EXERCISE PROMPT: Can you pull out the part of the listing that opens with the line containing "pincode-label: पिन कोड़ : [703,362,774,382]" and closes with the line containing "receipt-title: प्राप्ति रसीद", reproducing each line unchanged?

Saved entries:
◇ ◇ ◇ ◇ ◇ ◇ ◇

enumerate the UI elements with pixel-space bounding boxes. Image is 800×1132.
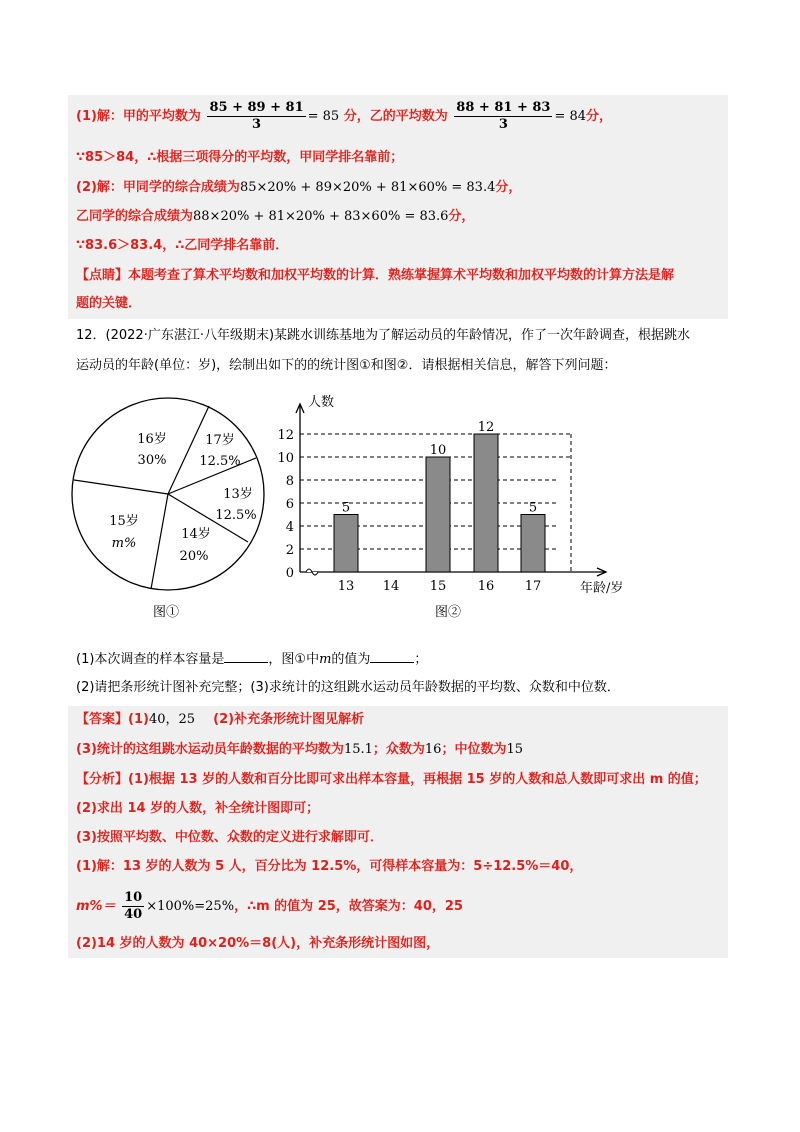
pie-pct-15: m% <box>111 536 137 551</box>
answer-line-1: 【答案】(1)40，25 (2)补充条形统计图见解析 <box>76 712 365 727</box>
y-tick-label: 4 <box>285 520 294 535</box>
solution-line-6: 【点睛】本题考查了算术平均数和加权平均数的计算．熟练掌握算术平均数和加权平均数的计算方法是解 <box>76 268 675 283</box>
y-axis-title: 人数 <box>308 395 335 410</box>
x-axis-title: 年龄/岁 <box>580 581 624 596</box>
bar <box>426 457 450 572</box>
pie-caption: 图① <box>152 605 180 620</box>
pie-pct-13: 12.5% <box>215 508 257 523</box>
bar <box>521 515 545 573</box>
pie-label-14: 14岁 <box>181 527 211 542</box>
solution-line-4: 乙同学的综合成绩为88×20% + 81×20% + 83×60% = 83.6分， <box>76 209 475 224</box>
pie-pct-17: 12.5% <box>199 454 241 469</box>
fraction-yi: $\frac{88 + 81 + 83}{3}$ <box>456 100 551 132</box>
bar-value-label: 12 <box>477 420 495 435</box>
bar-chart <box>276 386 646 626</box>
solution-line-3: (2)解：甲同学的综合成绩为85×20% + 89×20% + 81×60% = 83.4分， <box>76 180 522 195</box>
answer-line-3: 【分析】(1)根据 13 岁的人数和百分比即可求出样本容量，再根据 15 岁的人数和总人数即可求出 m 的值； <box>76 772 707 787</box>
answer-line-4: (2)求出 14 岁的人数，补全统计图即可； <box>76 801 320 816</box>
subquestion-1: (1)本次调查的样本容量是 ，图①中m的值为 ； <box>76 648 427 670</box>
bar-value-label: 5 <box>528 500 538 516</box>
question-line-2: 运动员的年龄(单位：岁)，绘制出如下的的统计图①和图②．请根据相关信息，解答下列问题： <box>76 358 617 373</box>
pie-label-16: 16岁 <box>137 432 167 447</box>
answer-blank-1 <box>224 648 268 663</box>
answer-line-2: (3)统计的这组跳水运动员年龄数据的平均数为15.1；众数为16；中位数为15 <box>76 742 524 757</box>
y-tick-label: 0 <box>285 566 294 581</box>
bar-chart-caption: 图② <box>434 605 462 620</box>
fraction-jia: $\frac{85 + 89 + 81}{3}$ <box>209 100 304 132</box>
solution-line-1: (1)解：甲的平均数为 $\frac{85 + 89 + 81}{3}$ = 85 分，乙的平均数为 $\frac{88 + 81 + 83}{3}$ = 84分， <box>76 100 613 132</box>
x-tick-label: 16 <box>477 579 495 594</box>
pie-label-13: 13岁 <box>223 487 253 502</box>
x-tick-label: 17 <box>524 579 542 594</box>
subquestion-2: (2)请把条形统计图补充完整；(3)求统计的这组跳水运动员年龄数据的平均数、众数和中位数． <box>76 680 620 695</box>
solution-line-5: ∵83.6＞83.4，∴乙同学排名靠前． <box>76 238 289 253</box>
bar <box>334 515 358 573</box>
answer-line-8: (2)14 岁的人数为 40×20%＝8(人)，补充条形统计图如图， <box>76 936 440 951</box>
x-tick-label: 15 <box>429 579 447 594</box>
x-tick-label: 13 <box>337 579 355 594</box>
bar-value-label: 5 <box>341 500 351 516</box>
pie-label-17: 17岁 <box>205 433 235 448</box>
bar <box>474 434 498 572</box>
y-tick-label: 10 <box>277 451 294 466</box>
answer-blank-2 <box>370 648 414 663</box>
axis-break <box>306 569 318 575</box>
pie-chart <box>64 388 284 626</box>
bar-value-label: 10 <box>429 443 447 458</box>
y-tick-label: 6 <box>285 497 294 512</box>
answer-line-5: (3)按照平均数、中位数、众数的定义进行求解即可． <box>76 830 383 845</box>
question-line-1: 12．(2022·广东湛江·八年级期末)某跳水训练基地为了解运动员的年龄情况，作了一次年龄调查，根据跳水 <box>76 328 691 343</box>
x-tick-label: 14 <box>382 579 400 594</box>
pie-pct-14: 20% <box>179 549 209 564</box>
pie-pct-16: 30% <box>137 453 167 468</box>
y-tick-label: 8 <box>285 474 294 489</box>
pie-label-15: 15岁 <box>109 514 139 529</box>
answer-line-7: m%＝ $\frac{10}{40}$ ×100%=25%，∴m 的值为 25，故答案为：40，25 <box>76 890 463 922</box>
solution-line-2: ∵85＞84，∴根据三项得分的平均数，甲同学排名靠前； <box>76 150 404 165</box>
y-tick-label: 2 <box>285 543 294 558</box>
y-tick-label: 12 <box>277 428 294 443</box>
answer-line-6: (1)解：13 岁的人数为 5 人，百分比为 12.5%，可得样本容量为：5÷12.5%＝40， <box>76 859 583 874</box>
fraction-m: $\frac{10}{40}$ <box>124 890 143 922</box>
solution-line-7: 题的关键． <box>76 296 142 311</box>
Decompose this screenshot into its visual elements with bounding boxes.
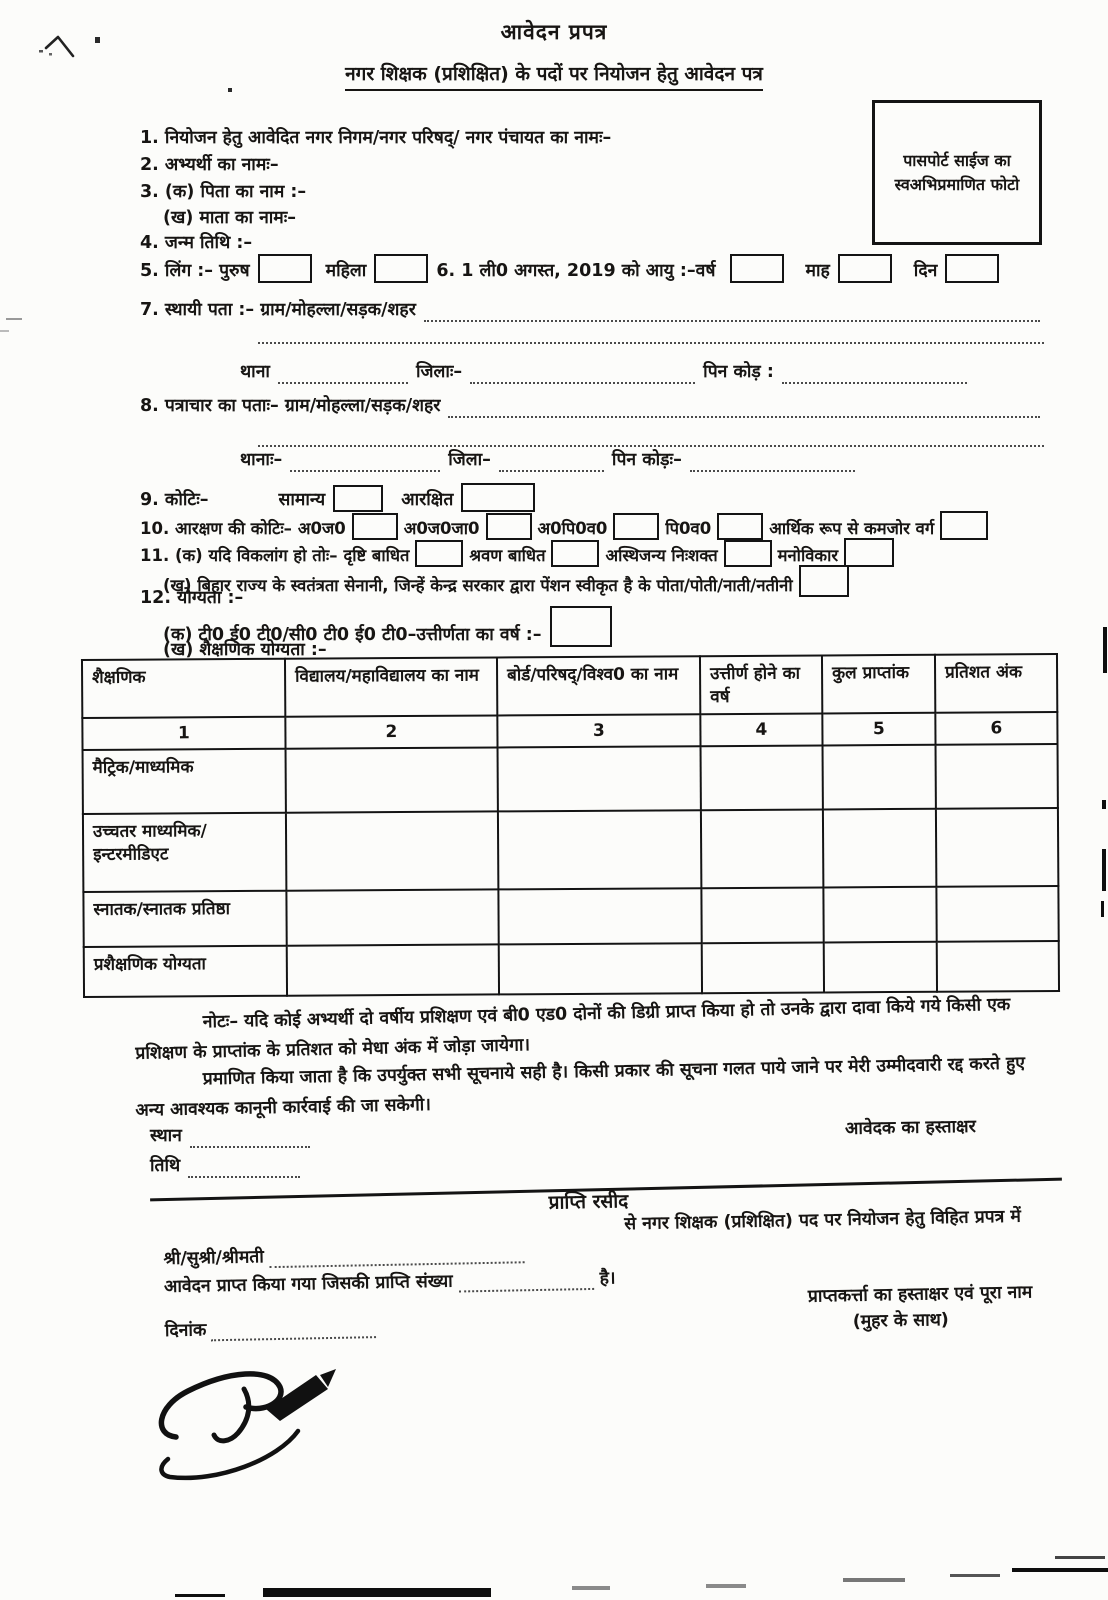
pincode-label: पिन कोड़ : [703,362,774,382]
form-subtitle: नगर शिक्षक (प्रशिक्षित) के पदों पर नियोजन हेतु आवेदन पत्र [345,60,763,91]
col-number: 1 [82,717,285,750]
receipt-date-line [165,1314,376,1342]
scan-bottom-artifact [950,1574,1000,1577]
receipt-title: प्राप्ति रसीद [548,1190,629,1214]
disability-option-orthopedic: अस्थिजन्य निःशक्त [605,546,718,566]
ews-checkbox [940,511,988,540]
empty-cell [824,942,937,993]
permanent-address-label: 7. स्थायी पता :– ग्राम/मोहल्ला/सड़क/शहर [140,300,416,320]
empty-cell [286,889,498,945]
form-item-2 [140,155,279,177]
table-row-intermediate [83,808,1058,892]
scan-speck [0,330,9,332]
pincode-dotted-line [782,367,967,384]
table-row-training [84,941,1059,997]
st-checkbox [486,513,532,540]
empty-cell [823,809,936,888]
place-line [150,1126,310,1148]
scan-bottom-artifact [843,1578,905,1582]
empty-cell [286,811,498,890]
scan-bottom-artifact [263,1588,491,1597]
scan-edge-artifact [1103,627,1107,673]
disability-option-hearing: श्रवण बाधित [469,546,546,566]
reservation-option-sc: अ0ज0 [297,519,346,539]
empty-cell [701,745,823,810]
district-label: जिला– [448,450,491,470]
age-days-box [945,254,999,283]
date-line [150,1156,300,1178]
col-number: 6 [935,712,1057,745]
reservation-option-st: अ0ज0जा0 [403,519,480,539]
empty-cell [498,810,701,889]
pincode-dotted-line [690,455,855,472]
address-dotted-line [424,305,1040,322]
reservation-option-bc: पि0व0 [665,519,712,539]
scan-bottom-artifact [1055,1556,1105,1559]
gender-female-label: महिला [325,261,367,282]
general-category-box [333,485,383,512]
empty-cell [499,943,702,994]
empty-cell [701,809,823,888]
table-row-matric [83,744,1058,814]
empty-cell [702,942,824,993]
scan-edge-artifact [1102,849,1106,891]
address-dotted-line [258,327,1044,344]
receipt-number-dotted-line [459,1273,594,1293]
receipt-number-label: आवेदन प्राप्त किया गया जिसकी प्राप्ति संख्या [163,1271,453,1298]
col-number: 5 [822,713,935,746]
col-number: 3 [497,714,700,747]
receipt-line2 [163,1239,525,1270]
date-dotted-line [188,1161,300,1178]
receipt-date-label: दिनांक [164,1320,207,1342]
correspondence-address-label: 8. पत्राचार का पताः– ग्राम/मोहल्ला/सड़क/शहर [140,396,441,416]
col-header-school-name: विद्यालय/महाविद्यालय का नाम [285,657,497,716]
item4-label: 4. जन्म तिथि :– [140,233,253,253]
empty-cell [823,745,936,810]
reservation-category-label: 10. आरक्षण की कोटिः– [140,519,292,539]
form-item-5-6 [140,254,1040,283]
form-item-3b [163,208,296,230]
freedom-fighter-label: (ख) बिहार राज्य के स्वतंत्रता सेनानी, जिन्हें केन्द्र सरकार द्वारा पेंशन स्वीकृत है के पोता/पोती/नाती/नतीनी [163,576,793,596]
educational-qualification-label: (ख) शैक्षणिक योग्यता :– [163,640,327,660]
mental-disorder-checkbox [844,538,894,567]
table-row-graduation [83,886,1058,947]
freedom-fighter-checkbox [799,565,849,597]
item3b-label: (ख) माता का नामः– [163,208,297,228]
female-checkbox [374,254,428,283]
item1-label: 1. नियोजन हेतु आवेदित नगर निगम/नगर परिषद्/ नगर पंचायत का नामः– [140,128,612,148]
receipt-line1: से नगर शिक्षक (प्रशिक्षित) पद पर नियोजन हेतु विहित प्रपत्र में [624,1206,1022,1235]
photo-box-label: पासपोर्ट साईज का स्वअभिप्रमाणित फोटो [894,150,1020,194]
form-item-11a [140,538,1045,567]
date-label: तिथि [150,1156,181,1176]
correspondence-address-details [240,450,855,472]
empty-cell [498,746,701,811]
disability-option-visual: दृष्टि बाधित [343,546,410,566]
permanent-address-details [240,362,967,384]
tet-year-box [550,606,612,647]
table-header-row [82,654,1057,718]
thana-label: थानाः– [240,450,283,470]
empty-cell [286,747,498,812]
pincode-label: पिन कोड़ः– [611,450,682,470]
form-title: आवेदन प्रपत्र [500,20,608,44]
tet-year-label: (क) टी0 ई0 टी0/सी0 टी0 ई0 टी0–उत्तीर्णता का वर्ष :– [163,625,542,646]
age-month-label: माह [805,261,830,282]
empty-cell [936,808,1058,887]
address-dotted-line [258,430,1044,447]
scan-bottom-artifact [175,1594,225,1597]
row-label-intermediate: उच्चतर माध्यमिक/इन्टरमीडिएट [83,813,286,892]
empty-cell [498,888,701,944]
receipt-line3 [164,1266,616,1299]
district-label: जिलाः– [415,362,463,382]
item3a-label: 3. (क) पिता का नाम :– [140,182,307,202]
row-label-matric: मैट्रिक/माध्यमिक [83,749,286,814]
age-day-label: दिन [913,261,938,282]
scan-edge-artifact [1102,800,1106,809]
district-dotted-line [470,367,695,384]
thana-label: थाना [240,362,270,382]
disability-label: 11. (क) यदि विकलांग हो तोः– [140,546,338,566]
address-dotted-line [448,401,1040,418]
age-label: 6. 1 ली0 अगस्त, 2019 को आयु :–वर्ष [436,261,716,282]
district-dotted-line [499,455,604,472]
row-label-graduation: स्नातक/स्नातक प्रतिष्ठा [83,891,286,947]
place-dotted-line [190,1131,310,1148]
empty-cell [823,887,936,943]
item2-label: 2. अभ्यर्थी का नामः– [140,155,279,175]
reservation-option-ebc: अ0पि0व0 [537,519,608,539]
col-header-total-marks: कुल प्राप्तांक [822,655,935,714]
applicant-signature-line [845,1117,976,1141]
qualification-label: 12. योग्यता :– [140,588,244,608]
sc-checkbox [352,513,398,540]
form-item-4 [140,233,252,255]
form-item-11b [163,565,1048,597]
reservation-option-ews: आर्थिक रूप से कमजोर वर्ग [769,519,935,539]
hearing-impairment-checkbox [551,540,599,567]
receipt-line3-suffix: है। [599,1268,616,1289]
passport-photo-box [872,100,1042,245]
row-label-training: प्रशैक्षणिक योग्यता [84,946,287,997]
disability-option-mental: मनोविकार [777,546,839,566]
thana-dotted-line [290,455,440,472]
age-months-box [838,254,892,283]
note-paragraph: नोटः– यदि कोई अभ्यर्थी दो वर्षीय प्रशिक्षण एवं बी0 एड0 दोनों की डिग्री प्राप्त किया हो तो उनके द्वारा दावा किये गये किसी एक प्रशिक्षण के प्राप्तांक के प्रतिशत को मेधा अंक में जोड़ा जायेगा। [135,994,1011,1064]
col-header-board-name: बोर्ड/परिषद्/विश्व0 का नाम [497,656,700,715]
empty-cell [701,887,823,943]
applicant-name-dotted-line [270,1246,525,1268]
bc-checkbox [717,513,763,540]
form-item-10 [140,511,1045,540]
col-header-passing-year: उत्तीर्ण होने का वर्ष [700,655,822,714]
gender-male-label: 5. लिंग :– पुरुष [140,261,250,282]
applicant-signature-label: आवेदक का हस्ताक्षर [844,1116,976,1140]
scan-edge-artifact [1101,901,1104,917]
col-header-percentage: प्रतिशत अंक [935,654,1057,713]
col-header-education: शैक्षणिक [82,659,285,718]
male-checkbox [258,254,312,283]
general-category-label: सामान्य [278,490,326,511]
seal-note: (मुहर के साथ) [852,1310,950,1332]
handwritten-signature [148,1345,378,1495]
scan-speck [6,318,22,320]
thana-dotted-line [278,367,408,384]
form-subtitle-wrap [0,60,1108,91]
education-qualification-table [81,653,1060,998]
form-item-7 [140,300,1040,322]
place-label: स्थान [150,1126,182,1146]
receipt-date-dotted-line [210,1321,375,1341]
scan-bottom-artifact [572,1586,610,1590]
form-item-8 [140,396,1040,418]
col-number: 2 [285,715,497,748]
form-item-9 [140,483,535,512]
empty-cell [937,941,1059,992]
empty-cell [936,744,1058,809]
visual-impairment-checkbox [415,540,463,567]
reserved-category-box [461,483,535,512]
form-item-3a [140,182,306,204]
salutation-label: श्री/सुश्री/श्रीमती [163,1247,265,1270]
ebc-checkbox [613,513,659,540]
col-number: 4 [700,713,822,746]
scan-bottom-artifact [1012,1568,1108,1572]
form-item-1 [140,128,611,150]
orthopedic-checkbox [724,540,772,567]
scan-bottom-artifact [706,1584,746,1588]
category-label: 9. कोटिः– [140,490,209,511]
reserved-category-label: आरक्षित [401,490,454,511]
receiver-signature-label: प्राप्तकर्त्ता का हस्ताक्षर एवं पूरा नाम [807,1282,1033,1307]
age-years-box [730,254,784,283]
declaration-paragraph: प्रमाणित किया जाता है कि उपर्युक्त सभी सूचनाये सही है। किसी प्रकार की सूचना गलत पाये जाने पर मेरी उम्मीदवारी रद्द करते हुए अन्य आवश्यक कानूनी कार्रवाई की जा सकेगी। [135,1053,1026,1121]
empty-cell [936,886,1058,942]
empty-cell [287,944,499,995]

◇ ◇ ◇ ◇ ◇ ◇ ◇

FINISHED EXERCISE:
pincode-label: पिन कोड़ : [703,362,774,382]
form-subtitle: नगर शिक्षक (प्रशिक्षित) के पदों पर नियोजन हेतु आवेदन पत्र [345,60,763,91]
col-number: 1 [82,717,285,750]
receipt-date-line [165,1314,376,1342]
scan-bottom-artifact [950,1574,1000,1577]
receipt-title: प्राप्ति रसीद [548,1190,629,1214]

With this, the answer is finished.